Start of DATA TO PROCESS

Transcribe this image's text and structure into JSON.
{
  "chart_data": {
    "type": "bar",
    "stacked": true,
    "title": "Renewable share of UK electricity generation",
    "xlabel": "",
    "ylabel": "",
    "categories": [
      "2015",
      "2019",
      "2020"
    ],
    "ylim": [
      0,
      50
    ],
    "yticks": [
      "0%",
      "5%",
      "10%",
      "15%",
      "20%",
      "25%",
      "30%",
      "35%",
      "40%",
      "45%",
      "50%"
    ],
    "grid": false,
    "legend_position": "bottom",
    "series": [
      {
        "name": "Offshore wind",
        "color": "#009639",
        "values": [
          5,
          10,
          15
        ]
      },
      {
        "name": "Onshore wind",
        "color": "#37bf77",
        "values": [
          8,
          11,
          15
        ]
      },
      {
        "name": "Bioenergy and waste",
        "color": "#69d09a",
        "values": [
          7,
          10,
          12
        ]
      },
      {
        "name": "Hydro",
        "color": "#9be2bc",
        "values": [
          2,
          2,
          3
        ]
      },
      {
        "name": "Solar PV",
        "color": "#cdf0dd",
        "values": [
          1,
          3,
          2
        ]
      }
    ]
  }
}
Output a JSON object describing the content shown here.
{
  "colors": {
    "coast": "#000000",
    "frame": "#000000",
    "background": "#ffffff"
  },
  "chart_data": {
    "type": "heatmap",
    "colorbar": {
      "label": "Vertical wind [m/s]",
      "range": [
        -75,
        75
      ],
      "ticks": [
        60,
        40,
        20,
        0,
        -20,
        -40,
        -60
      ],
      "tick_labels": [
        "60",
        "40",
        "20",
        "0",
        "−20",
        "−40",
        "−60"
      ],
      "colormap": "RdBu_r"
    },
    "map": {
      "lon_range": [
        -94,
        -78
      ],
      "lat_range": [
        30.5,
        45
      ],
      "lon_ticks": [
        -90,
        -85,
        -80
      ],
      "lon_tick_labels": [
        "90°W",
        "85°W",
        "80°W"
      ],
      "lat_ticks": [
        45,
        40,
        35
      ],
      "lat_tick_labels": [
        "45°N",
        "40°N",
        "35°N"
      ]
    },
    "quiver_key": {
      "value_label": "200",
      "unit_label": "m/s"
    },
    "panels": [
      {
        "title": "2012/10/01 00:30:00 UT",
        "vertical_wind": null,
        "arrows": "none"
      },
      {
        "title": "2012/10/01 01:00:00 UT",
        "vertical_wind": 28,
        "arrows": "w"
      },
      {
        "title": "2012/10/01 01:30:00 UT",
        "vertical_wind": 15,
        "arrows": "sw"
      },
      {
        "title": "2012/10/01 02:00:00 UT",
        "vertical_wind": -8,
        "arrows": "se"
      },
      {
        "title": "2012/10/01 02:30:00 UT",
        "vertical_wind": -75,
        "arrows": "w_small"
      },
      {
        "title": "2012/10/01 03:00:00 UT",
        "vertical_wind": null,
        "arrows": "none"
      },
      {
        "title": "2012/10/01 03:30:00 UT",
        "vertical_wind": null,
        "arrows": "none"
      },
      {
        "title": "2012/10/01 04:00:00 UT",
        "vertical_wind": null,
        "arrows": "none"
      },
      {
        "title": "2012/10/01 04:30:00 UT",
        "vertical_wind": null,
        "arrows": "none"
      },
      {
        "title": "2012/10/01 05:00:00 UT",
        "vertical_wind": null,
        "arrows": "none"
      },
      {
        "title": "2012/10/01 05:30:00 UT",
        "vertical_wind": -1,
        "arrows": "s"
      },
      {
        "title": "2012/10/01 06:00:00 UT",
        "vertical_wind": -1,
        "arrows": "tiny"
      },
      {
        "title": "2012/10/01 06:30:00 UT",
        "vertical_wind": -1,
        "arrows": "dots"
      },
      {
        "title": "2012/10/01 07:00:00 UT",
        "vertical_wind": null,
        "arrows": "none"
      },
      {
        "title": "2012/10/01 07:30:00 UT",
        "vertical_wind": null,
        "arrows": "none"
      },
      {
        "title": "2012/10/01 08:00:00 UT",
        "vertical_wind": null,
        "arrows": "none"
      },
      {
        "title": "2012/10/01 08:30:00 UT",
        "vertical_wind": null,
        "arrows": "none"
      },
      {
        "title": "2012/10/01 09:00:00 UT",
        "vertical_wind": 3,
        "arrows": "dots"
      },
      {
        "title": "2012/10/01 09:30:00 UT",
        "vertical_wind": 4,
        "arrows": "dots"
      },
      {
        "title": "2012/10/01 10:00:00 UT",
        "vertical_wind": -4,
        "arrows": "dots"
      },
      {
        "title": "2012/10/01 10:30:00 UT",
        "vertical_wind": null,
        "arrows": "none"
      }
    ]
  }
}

End of DATA TO PROCESS

## TASK REQUIREMENTS
Reproduce the records in full, exactly as written.

## SOLUTION
Transcribe this image's text and structure into JSON.
{
  "chart_data": {
    "type": "bar",
    "stacked": true,
    "title": "Renewable share of UK electricity generation",
    "xlabel": "",
    "ylabel": "",
    "categories": [
      "2015",
      "2019",
      "2020"
    ],
    "ylim": [
      0,
      50
    ],
    "yticks": [
      "0%",
      "5%",
      "10%",
      "15%",
      "20%",
      "25%",
      "30%",
      "35%",
      "40%",
      "45%",
      "50%"
    ],
    "grid": false,
    "legend_position": "bottom",
    "series": [
      {
        "name": "Offshore wind",
        "color": "#009639",
        "values": [
          5,
          10,
          15
        ]
      },
      {
        "name": "Onshore wind",
        "color": "#37bf77",
        "values": [
          8,
          11,
          15
        ]
      },
      {
        "name": "Bioenergy and waste",
        "color": "#69d09a",
        "values": [
          7,
          10,
          12
        ]
      },
      {
        "name": "Hydro",
        "color": "#9be2bc",
        "values": [
          2,
          2,
          3
        ]
      },
      {
        "name": "Solar PV",
        "color": "#cdf0dd",
        "values": [
          1,
          3,
          2
        ]
      }
    ]
  }
}
Output a JSON object describing the content shown here.
{
  "colors": {
    "coast": "#000000",
    "frame": "#000000",
    "background": "#ffffff"
  },
  "chart_data": {
    "type": "heatmap",
    "colorbar": {
      "label": "Vertical wind [m/s]",
      "range": [
        -75,
        75
      ],
      "ticks": [
        60,
        40,
        20,
        0,
        -20,
        -40,
        -60
      ],
      "tick_labels": [
        "60",
        "40",
        "20",
        "0",
        "−20",
        "−40",
        "−60"
      ],
      "colormap": "RdBu_r"
    },
    "map": {
      "lon_range": [
        -94,
        -78
      ],
      "lat_range": [
        30.5,
        45
      ],
      "lon_ticks": [
        -90,
        -85,
        -80
      ],
      "lon_tick_labels": [
        "90°W",
        "85°W",
        "80°W"
      ],
      "lat_ticks": [
        45,
        40,
        35
      ],
      "lat_tick_labels": [
        "45°N",
        "40°N",
        "35°N"
      ]
    },
    "quiver_key": {
      "value_label": "200",
      "unit_label": "m/s"
    },
    "panels": [
      {
        "title": "2012/10/01 00:30:00 UT",
        "vertical_wind": null,
        "arrows": "none"
      },
      {
        "title": "2012/10/01 01:00:00 UT",
        "vertical_wind": 28,
        "arrows": "w"
      },
      {
        "title": "2012/10/01 01:30:00 UT",
        "vertical_wind": 15,
        "arrows": "sw"
      },
      {
        "title": "2012/10/01 02:00:00 UT",
        "vertical_wind": -8,
        "arrows": "se"
      },
      {
        "title": "2012/10/01 02:30:00 UT",
        "vertical_wind": -75,
        "arrows": "w_small"
      },
      {
        "title": "2012/10/01 03:00:00 UT",
        "vertical_wind": null,
        "arrows": "none"
      },
      {
        "title": "2012/10/01 03:30:00 UT",
        "vertical_wind": null,
        "arrows": "none"
      },
      {
        "title": "2012/10/01 04:00:00 UT",
        "vertical_wind": null,
        "arrows": "none"
      },
      {
        "title": "2012/10/01 04:30:00 UT",
        "vertical_wind": null,
        "arrows": "none"
      },
      {
        "title": "2012/10/01 05:00:00 UT",
        "vertical_wind": null,
        "arrows": "none"
      },
      {
        "title": "2012/10/01 05:30:00 UT",
        "vertical_wind": -1,
        "arrows": "s"
      },
      {
        "title": "2012/10/01 06:00:00 UT",
        "vertical_wind": -1,
        "arrows": "tiny"
      },
      {
        "title": "2012/10/01 06:30:00 UT",
        "vertical_wind": -1,
        "arrows": "dots"
      },
      {
        "title": "2012/10/01 07:00:00 UT",
        "vertical_wind": null,
        "arrows": "none"
      },
      {
        "title": "2012/10/01 07:30:00 UT",
        "vertical_wind": null,
        "arrows": "none"
      },
      {
        "title": "2012/10/01 08:00:00 UT",
        "vertical_wind": null,
        "arrows": "none"
      },
      {
        "title": "2012/10/01 08:30:00 UT",
        "vertical_wind": null,
        "arrows": "none"
      },
      {
        "title": "2012/10/01 09:00:00 UT",
        "vertical_wind": 3,
        "arrows": "dots"
      },
      {
        "title": "2012/10/01 09:30:00 UT",
        "vertical_wind": 4,
        "arrows": "dots"
      },
      {
        "title": "2012/10/01 10:00:00 UT",
        "vertical_wind": -4,
        "arrows": "dots"
      },
      {
        "title": "2012/10/01 10:30:00 UT",
        "vertical_wind": null,
        "arrows": "none"
      }
    ]
  }
}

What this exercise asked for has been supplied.